_DÉFIS PROPOSÉS_:
1 - D'après le texte sur l'arrêt de la Cour de cassation, quelle cour d'appel a rendu l'arrêt du 6 juillet 2022 ?
2 - Dans le texte sur l'arrêt de la Cour de cassation, recopiez tout le passage depuis « C’est pourquoi l’employeur » jusqu'à « de rémunération différée. », en substituant « faute lourde » à « faute grave ».
3 - Reprenez le texte sur l'arrêt de la Cour de cassation là où il s'arrête et poursuivez sa rédaction.

_TEXTE RETENU_:
*-*-*

Conformément à ce même article, la Cour de cassation affirme que si le harcèlement sexuel est constitutif d’une faute grave, il ne peut néanmoins pas constituer un manquement à l’obligation d’honorabilité, du fait de l’absence de lien direct et étroit avec l’activité professionnelle d’investissement à risque.
I. Faits et procédure.
Un salarié engagé en qualité de responsable des risques marché au sein du Crédit Agricole Corporate Investment Bank (CACIB) banque a adressé de manière régulière et répétée à des salariées placées sous son autorité, des propos à connotation sexuelle.
C’est pourquoi l’employeur prend la décision de licencier le salarié pour faute grave, décision contestée par le salarié qui saisit ensuite la juridiction prud’homale afin de demander notamment des rappels de rémunération différée.
Par un arrêt rendu le 6 juillet 2022, la cour d’appel de Versailles fait droit à la demande du salarié au motif que, les faits relevés à l’encontre du salarié, ne caractérisent pas le défaut de respect des exigences d’honorabilité prévu par les dispositions légales.
Ainsi, l’employeur se pourvoit en cassation sur le fondement des articles L511-84 et R511-24 du Code monétaire et financier selon lesquels respectivement,
« Par dérogation à l’article L1331-2 du Code du travail, le montant total de la rémunération variable peut, en tout ou partie, être réduit ou donner lieu à restitution lorsque la personne concernée a méconnu les règles édictées par l’établissement en matière de prise de risque, notamment en raison de sa responsabilité dans des agissements ayant entraîné des pertes significatives pour l’établissement ou en cas de manquement aux obligations d’honorabilité et de compétence.
Le versement des prestations de pension discrétionnaires est effectué sous forme d’instruments financiers mentionnés à l’article L511-81 du présent code et est différé de cinq ans à compter du départ de la personne de l’établissement de crédit ou la société de financement » et « Pour l’application de l’article L511-84, les agissements susceptibles d’entraîner la réduction ou la restitution, en tout ou partie, de la rémunération variable sont définis par les établissements de crédit et les sociétés de financement en considération notamment des pertes sérieuses qu’ils peuvent occasionner à ces établissements ou sociétés.
La décision de réduction ou de restitution mentionnée au premier alinéa de cet article tient compte de l’implication de la personne intéressée dans les agissements en cause. Une décision de réduction ou de restitution peut également être prise en considération du défaut de respect des exigences d’honorabilité et de compétence qui sont applicables à la personne en cause ».
II. Moyens.
En effet, le demandeur au pourvoi rappelle, selon les articles susmentionnés, que l’employeur peut ne pas verser une rémunération variable différée, en considération du défaut de respect, par le salarié, des exigences d’honorabilité auxquelles il est soumis.
En d’autres termes, l’employeur souligne que des manquements à l’honorabilité ou à la déontologie par le salarié d’un établissement financier peuvent justifier le non-versement d’une rémunération variable différée.
Or, à cet égard, l’employeur considère que constituent précisément de tels manquements, le harcèlement sexuel ou les comportements assimilés comme ceux reprochés au salarié.
En conséquence, l’employeur demandeur au pourvoi devant la Cour de cassation, considère que le harcèlement sexuel caractérise un défaut de respect des exigences d’honorabilités prévues par l’article L511-84 du Code monétaire et financier, justifiant ainsi le non-paiement par l’employeur de la rémunération différée.

*-*-*

Données enregistrées:
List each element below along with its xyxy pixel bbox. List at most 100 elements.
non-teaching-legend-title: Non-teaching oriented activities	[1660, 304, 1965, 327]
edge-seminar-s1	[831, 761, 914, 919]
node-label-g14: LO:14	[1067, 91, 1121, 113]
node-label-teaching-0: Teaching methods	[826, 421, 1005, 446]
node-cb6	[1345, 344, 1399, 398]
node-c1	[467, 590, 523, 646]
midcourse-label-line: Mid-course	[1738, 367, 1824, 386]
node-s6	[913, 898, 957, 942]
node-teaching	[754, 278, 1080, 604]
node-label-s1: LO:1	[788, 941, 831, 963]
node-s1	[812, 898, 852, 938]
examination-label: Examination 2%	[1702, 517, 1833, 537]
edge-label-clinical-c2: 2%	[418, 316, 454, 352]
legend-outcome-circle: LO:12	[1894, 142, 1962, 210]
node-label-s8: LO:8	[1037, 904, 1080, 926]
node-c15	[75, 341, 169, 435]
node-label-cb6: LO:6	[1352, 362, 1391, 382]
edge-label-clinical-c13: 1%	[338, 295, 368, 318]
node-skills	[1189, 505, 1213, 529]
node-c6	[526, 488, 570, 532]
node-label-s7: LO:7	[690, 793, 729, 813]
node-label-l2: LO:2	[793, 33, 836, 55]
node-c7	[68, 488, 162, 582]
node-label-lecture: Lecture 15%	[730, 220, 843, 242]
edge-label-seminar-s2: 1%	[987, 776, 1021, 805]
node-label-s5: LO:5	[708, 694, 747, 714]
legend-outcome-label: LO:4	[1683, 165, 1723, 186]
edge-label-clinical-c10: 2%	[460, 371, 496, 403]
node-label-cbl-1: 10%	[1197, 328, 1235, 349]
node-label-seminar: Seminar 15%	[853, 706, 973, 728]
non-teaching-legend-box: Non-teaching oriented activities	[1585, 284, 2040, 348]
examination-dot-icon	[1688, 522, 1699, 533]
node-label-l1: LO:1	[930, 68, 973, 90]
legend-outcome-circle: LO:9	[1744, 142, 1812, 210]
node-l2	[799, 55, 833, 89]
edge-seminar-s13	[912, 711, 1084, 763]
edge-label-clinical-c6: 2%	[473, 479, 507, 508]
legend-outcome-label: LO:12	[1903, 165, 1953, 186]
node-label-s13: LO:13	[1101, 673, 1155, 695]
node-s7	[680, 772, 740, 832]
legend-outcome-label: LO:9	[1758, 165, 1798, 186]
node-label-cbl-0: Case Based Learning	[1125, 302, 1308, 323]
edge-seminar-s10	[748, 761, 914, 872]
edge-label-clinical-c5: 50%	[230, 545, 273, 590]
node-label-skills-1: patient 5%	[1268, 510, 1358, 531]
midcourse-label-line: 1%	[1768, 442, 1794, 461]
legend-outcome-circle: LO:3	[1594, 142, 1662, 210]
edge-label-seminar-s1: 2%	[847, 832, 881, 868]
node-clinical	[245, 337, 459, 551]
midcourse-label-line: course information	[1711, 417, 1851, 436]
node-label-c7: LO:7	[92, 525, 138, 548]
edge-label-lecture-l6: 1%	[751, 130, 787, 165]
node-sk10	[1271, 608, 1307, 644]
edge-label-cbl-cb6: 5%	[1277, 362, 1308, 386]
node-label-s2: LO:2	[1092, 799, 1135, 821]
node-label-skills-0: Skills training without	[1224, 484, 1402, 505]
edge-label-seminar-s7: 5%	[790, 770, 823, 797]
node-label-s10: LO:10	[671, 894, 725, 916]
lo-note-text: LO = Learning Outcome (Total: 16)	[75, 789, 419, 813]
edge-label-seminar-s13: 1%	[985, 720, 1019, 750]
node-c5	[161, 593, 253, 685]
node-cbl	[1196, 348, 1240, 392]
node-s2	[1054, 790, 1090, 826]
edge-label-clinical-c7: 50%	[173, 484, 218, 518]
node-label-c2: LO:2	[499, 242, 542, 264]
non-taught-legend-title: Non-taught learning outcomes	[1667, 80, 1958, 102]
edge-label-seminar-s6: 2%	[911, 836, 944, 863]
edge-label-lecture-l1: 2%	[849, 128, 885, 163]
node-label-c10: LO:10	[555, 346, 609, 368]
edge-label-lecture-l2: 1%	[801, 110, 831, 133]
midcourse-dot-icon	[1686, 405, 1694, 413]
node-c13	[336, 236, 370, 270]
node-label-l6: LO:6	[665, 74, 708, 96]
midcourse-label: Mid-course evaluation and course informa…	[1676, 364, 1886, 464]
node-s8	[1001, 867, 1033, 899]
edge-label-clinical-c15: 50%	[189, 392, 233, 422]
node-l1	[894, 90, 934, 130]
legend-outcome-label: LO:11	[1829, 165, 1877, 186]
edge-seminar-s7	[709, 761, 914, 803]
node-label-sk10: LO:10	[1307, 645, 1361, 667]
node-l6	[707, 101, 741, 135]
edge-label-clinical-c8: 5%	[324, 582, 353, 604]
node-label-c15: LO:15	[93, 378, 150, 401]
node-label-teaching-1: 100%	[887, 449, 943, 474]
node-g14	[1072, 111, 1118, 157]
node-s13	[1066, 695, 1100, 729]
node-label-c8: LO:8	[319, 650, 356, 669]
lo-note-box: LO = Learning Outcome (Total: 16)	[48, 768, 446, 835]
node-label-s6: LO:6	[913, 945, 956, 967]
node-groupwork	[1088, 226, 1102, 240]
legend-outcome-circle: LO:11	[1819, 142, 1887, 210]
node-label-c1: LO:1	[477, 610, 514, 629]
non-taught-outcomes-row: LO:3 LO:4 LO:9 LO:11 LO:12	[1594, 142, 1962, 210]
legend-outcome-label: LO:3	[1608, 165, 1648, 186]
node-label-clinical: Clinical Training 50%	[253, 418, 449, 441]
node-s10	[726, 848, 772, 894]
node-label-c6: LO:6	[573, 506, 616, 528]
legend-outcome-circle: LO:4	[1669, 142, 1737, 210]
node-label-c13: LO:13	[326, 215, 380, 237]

*-*-*

_RÉSULTATS DE L'EXERCICE_:
1 - La cour d'appel de Versailles.

2 -
C’est pourquoi l’employeur prend la décision de licencier le salarié pour faute lourde, décision contestée par le salarié qui saisit ensuite la juridiction prud’homale afin de demander notamment des rappels de rémunération différée.

3 -
III. Solution.
Le harcèlement sexuel commis par un salarié qui exerce un haut niveau de responsabilité, peut-il être caractérisé comme une faute grave susceptible de constituer un manquement à l’obligation d’honorabilité justifiant ainsi la restitution du montant total de la rémunération variable ?
La Cour de cassation répond par la négative sur le fondement des articles L511-84 et R511-24 du Code monétaire et financier.
Le dispositif, prévu par l’alinéa 1 de l’article L511-84 du Code monétaire et financier, dans sa rédaction antérieure à la loi n° 2019-486 du 22 mai 2019, issu de la transposition de la directive 2013/36/UE du Parlement européen et du Conseil du 26 juin 2013 concernant l’accès à l’activité des établissements de crédit et la surveillance prudentielle des établissements de crédit et des entreprises d’investissement, et l’article R511-24 du Code monétaire et financier, a pour objet de prévenir les prises de risques excessives, pouvant nuire à une gestion saine et efficace des risques au sein des établissements de crédit et des entreprises d’investissement, de la part des salariés amenés à prendre des décisions d’investissement, en prévoyant un malus ou une récupération à 100% de la rémunération variable à l’égard d’un preneur de risques qui a participé à des agissements ayant entraîné des pertes significatives pour l’établissement ou a été responsable de tels agissements ou n’a pas respecté les normes applicables en matière d’honorabilité et de compétences, lesdites normes s’entendant de règles professionnelles en lien direct et étroit avec l’activité professionnelle d’investissement à risques.
La Cour de cassation admet, en application de l’article R511-24 du Code monétaire et financier, que les agissements susceptibles d’entraîner la réduction ou la restitution, en tout ou partie, de la rémunération variable sont définis par les établissements de crédit et les sociétés de financement, et qu’une décision de réduction ou de restitution peut également être prise en considération du défaut de respect des exigences d’honorabilité et de compétence qui sont applicables à la personne en cause.
Or, selon la Cour de cassation, quand bien même le comportement du salarié est totalement inadapté pour un salarié ayant une position de responsabilité vis-à-vis de jeunes femmes (harcèlement sexuel en l’occurrence), il n’est pas pour autant, en lien direct et étroit avec une activité professionnelle d’investissement à risques.
De cette manière, le comportement adopté par le salarié ne caractérise pas un défaut de respect des exigences d’honorabilité prévu par les dispositions légales, car ces exigences ont seulement pour objet de prévenir des prises de risques excessives au sein des établissements de crédit et des entreprises d’investissement.
Par conséquent, le moyen invoqué par le Crédit Agricole Corporate Investment Bank est rejeté.
Sources.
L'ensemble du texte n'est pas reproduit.